[Dataset entries]
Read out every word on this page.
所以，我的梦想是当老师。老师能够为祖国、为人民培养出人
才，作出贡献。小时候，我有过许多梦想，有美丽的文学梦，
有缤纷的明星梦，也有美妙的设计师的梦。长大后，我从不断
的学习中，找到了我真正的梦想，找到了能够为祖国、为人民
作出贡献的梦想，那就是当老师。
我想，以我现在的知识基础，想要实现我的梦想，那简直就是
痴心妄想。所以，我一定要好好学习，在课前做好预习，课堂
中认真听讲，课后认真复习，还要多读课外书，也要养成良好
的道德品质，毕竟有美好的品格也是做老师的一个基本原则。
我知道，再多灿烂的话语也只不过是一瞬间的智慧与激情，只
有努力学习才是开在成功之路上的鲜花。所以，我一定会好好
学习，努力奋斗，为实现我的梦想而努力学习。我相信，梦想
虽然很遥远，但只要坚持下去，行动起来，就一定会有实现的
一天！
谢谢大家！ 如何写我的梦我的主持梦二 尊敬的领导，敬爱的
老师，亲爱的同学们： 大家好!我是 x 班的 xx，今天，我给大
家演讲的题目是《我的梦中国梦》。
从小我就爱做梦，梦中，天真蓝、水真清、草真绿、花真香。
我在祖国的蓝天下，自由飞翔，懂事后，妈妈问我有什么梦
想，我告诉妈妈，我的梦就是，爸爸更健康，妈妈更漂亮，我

WHAT NEEDS TO BE DONE: Restate each record exactly as written.

CORRECT RESPONSE:
Read out every word on this page.
所以，我的梦想是当老师。老师能够为祖国、为人民培养出人
才，作出贡献。小时候，我有过许多梦想，有美丽的文学梦，
有缤纷的明星梦，也有美妙的设计师的梦。长大后，我从不断
的学习中，找到了我真正的梦想，找到了能够为祖国、为人民
作出贡献的梦想，那就是当老师。
我想，以我现在的知识基础，想要实现我的梦想，那简直就是
痴心妄想。所以，我一定要好好学习，在课前做好预习，课堂
中认真听讲，课后认真复习，还要多读课外书，也要养成良好
的道德品质，毕竟有美好的品格也是做老师的一个基本原则。
我知道，再多灿烂的话语也只不过是一瞬间的智慧与激情，只
有努力学习才是开在成功之路上的鲜花。所以，我一定会好好
学习，努力奋斗，为实现我的梦想而努力学习。我相信，梦想
虽然很遥远，但只要坚持下去，行动起来，就一定会有实现的
一天！
谢谢大家！ 如何写我的梦我的主持梦二 尊敬的领导，敬爱的
老师，亲爱的同学们： 大家好!我是 x 班的 xx，今天，我给大
家演讲的题目是《我的梦中国梦》。
从小我就爱做梦，梦中，天真蓝、水真清、草真绿、花真香。
我在祖国的蓝天下，自由飞翔，懂事后，妈妈问我有什么梦
想，我告诉妈妈，我的梦就是，爸爸更健康，妈妈更漂亮，我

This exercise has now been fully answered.